(Items from a data source)
# # #

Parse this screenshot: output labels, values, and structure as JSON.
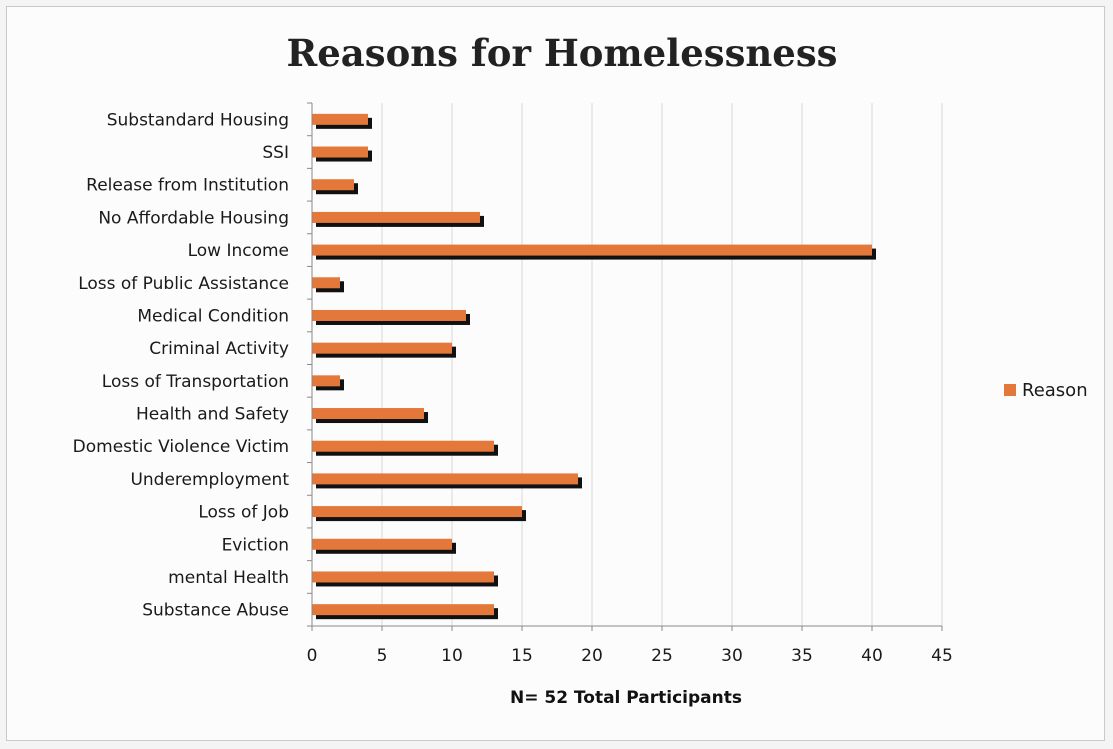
{
  "chart_data": {
    "type": "bar",
    "orientation": "horizontal",
    "title": "Reasons for Homelessness",
    "xlabel": "N= 52 Total Participants",
    "ylabel": "",
    "xlim": [
      0,
      45
    ],
    "x_ticks": [
      0,
      5,
      10,
      15,
      20,
      25,
      30,
      35,
      40,
      45
    ],
    "grid": true,
    "legend_position": "right",
    "categories": [
      "Substandard Housing",
      "SSI",
      "Release from Institution",
      "No Affordable Housing",
      "Low Income",
      "Loss of Public Assistance",
      "Medical Condition",
      "Criminal Activity",
      "Loss of Transportation",
      "Health and Safety",
      "Domestic Violence Victim",
      "Underemployment",
      "Loss of Job",
      "Eviction",
      "mental Health",
      "Substance Abuse"
    ],
    "series": [
      {
        "name": "Reason",
        "values": [
          4,
          4,
          3,
          12,
          40,
          2,
          11,
          10,
          2,
          8,
          13,
          19,
          15,
          10,
          13,
          13
        ]
      }
    ],
    "colors": {
      "bar": "#e4773a",
      "bar_shadow": "#111111",
      "grid": "#d8d8d8",
      "axis": "#8a8a8a"
    }
  }
}
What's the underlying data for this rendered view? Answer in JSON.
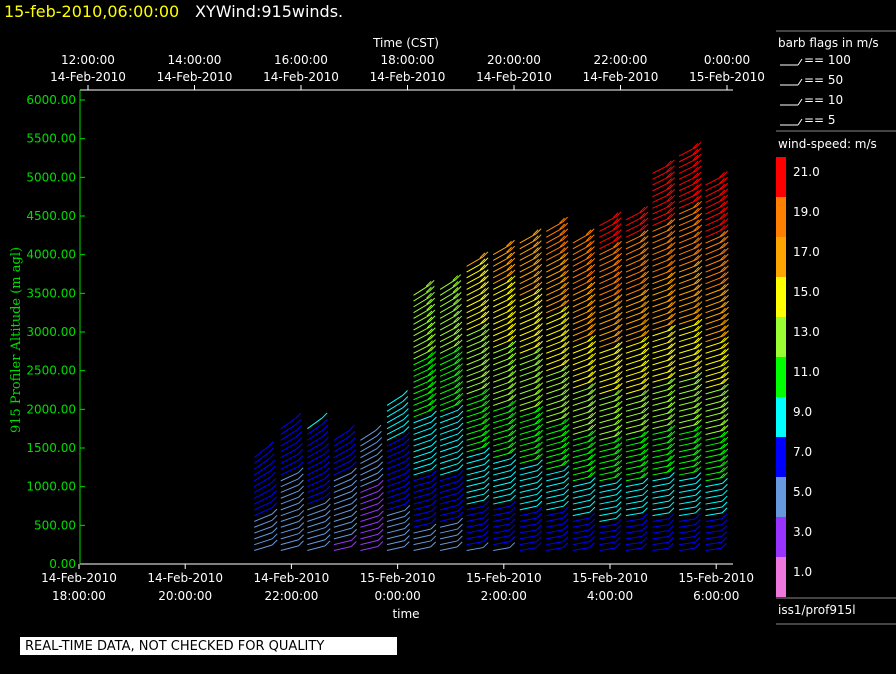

# # #

Show, from the material above, each line that includes the string "values".

**FULL SOLUTION**
Parse this screenshot: output labels, values, and structure as JSON.
        "values": [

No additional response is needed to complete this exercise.